**** RECORD SET ****

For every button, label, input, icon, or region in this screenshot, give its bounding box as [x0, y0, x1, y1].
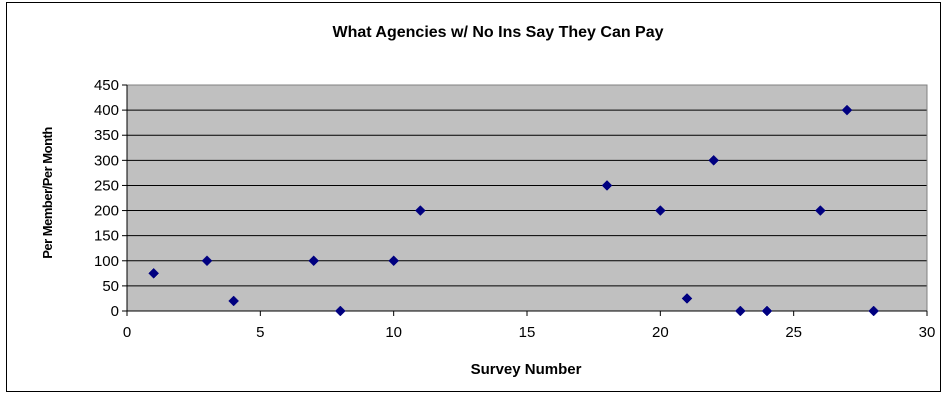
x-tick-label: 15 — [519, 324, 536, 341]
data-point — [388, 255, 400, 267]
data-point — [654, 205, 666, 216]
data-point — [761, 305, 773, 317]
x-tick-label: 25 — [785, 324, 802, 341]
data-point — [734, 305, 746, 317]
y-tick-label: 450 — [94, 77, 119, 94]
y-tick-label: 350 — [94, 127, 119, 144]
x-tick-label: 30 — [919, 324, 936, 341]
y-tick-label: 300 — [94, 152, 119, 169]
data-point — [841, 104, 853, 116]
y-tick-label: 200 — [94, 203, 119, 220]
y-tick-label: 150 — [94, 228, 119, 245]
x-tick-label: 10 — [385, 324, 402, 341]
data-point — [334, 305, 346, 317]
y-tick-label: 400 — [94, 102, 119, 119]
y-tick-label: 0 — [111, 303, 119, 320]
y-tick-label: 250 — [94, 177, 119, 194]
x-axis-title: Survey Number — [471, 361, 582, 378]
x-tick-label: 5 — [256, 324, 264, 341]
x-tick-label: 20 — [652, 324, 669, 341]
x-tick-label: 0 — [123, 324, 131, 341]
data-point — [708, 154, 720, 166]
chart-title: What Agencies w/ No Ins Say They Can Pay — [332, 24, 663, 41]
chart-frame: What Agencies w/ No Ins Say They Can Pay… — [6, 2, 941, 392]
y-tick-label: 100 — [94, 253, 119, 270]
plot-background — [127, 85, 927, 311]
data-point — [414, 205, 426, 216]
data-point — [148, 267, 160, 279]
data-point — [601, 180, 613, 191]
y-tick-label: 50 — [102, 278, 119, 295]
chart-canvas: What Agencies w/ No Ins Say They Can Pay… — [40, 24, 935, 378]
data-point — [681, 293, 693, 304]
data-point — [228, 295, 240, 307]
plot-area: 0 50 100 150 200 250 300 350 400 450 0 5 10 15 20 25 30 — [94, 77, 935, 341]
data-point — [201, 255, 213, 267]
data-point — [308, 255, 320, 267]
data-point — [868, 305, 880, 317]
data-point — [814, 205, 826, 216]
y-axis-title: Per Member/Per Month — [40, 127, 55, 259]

****

WHAT TO PRODUCE = Please reproduce every line of the records above word for word, leaving out the pictures.

ANSWER IN FULL =
For every button, label, input, icon, or region in this screenshot, give its bounding box as [x0, y0, x1, y1].
x-tick-label: 15 — [519, 324, 536, 341]
data-point — [388, 255, 400, 267]
data-point — [654, 205, 666, 216]
data-point — [761, 305, 773, 317]
x-tick-label: 25 — [785, 324, 802, 341]
data-point — [734, 305, 746, 317]
y-tick-label: 450 — [94, 77, 119, 94]
y-tick-label: 350 — [94, 127, 119, 144]
x-tick-label: 30 — [919, 324, 936, 341]
y-tick-label: 300 — [94, 152, 119, 169]
data-point — [841, 104, 853, 116]
y-tick-label: 200 — [94, 203, 119, 220]
y-tick-label: 150 — [94, 228, 119, 245]
x-tick-label: 10 — [385, 324, 402, 341]
data-point — [334, 305, 346, 317]
y-tick-label: 400 — [94, 102, 119, 119]
y-tick-label: 0 — [111, 303, 119, 320]
y-tick-label: 250 — [94, 177, 119, 194]
x-axis-title: Survey Number — [471, 361, 582, 378]
x-tick-label: 5 — [256, 324, 264, 341]
x-tick-label: 20 — [652, 324, 669, 341]
x-tick-label: 0 — [123, 324, 131, 341]
data-point — [708, 154, 720, 166]
chart-title: What Agencies w/ No Ins Say They Can Pay — [332, 24, 663, 41]
chart-frame: What Agencies w/ No Ins Say They Can Pay… — [6, 2, 941, 392]
y-tick-label: 100 — [94, 253, 119, 270]
plot-background — [127, 85, 927, 311]
data-point — [414, 205, 426, 216]
data-point — [148, 267, 160, 279]
data-point — [601, 180, 613, 191]
y-tick-label: 50 — [102, 278, 119, 295]
chart-canvas: What Agencies w/ No Ins Say They Can Pay… — [40, 24, 935, 378]
data-point — [681, 293, 693, 304]
data-point — [228, 295, 240, 307]
plot-area: 0 50 100 150 200 250 300 350 400 450 0 5 10 15 20 25 30 — [94, 77, 935, 341]
data-point — [201, 255, 213, 267]
data-point — [308, 255, 320, 267]
data-point — [868, 305, 880, 317]
data-point — [814, 205, 826, 216]
y-axis-title: Per Member/Per Month — [40, 127, 55, 259]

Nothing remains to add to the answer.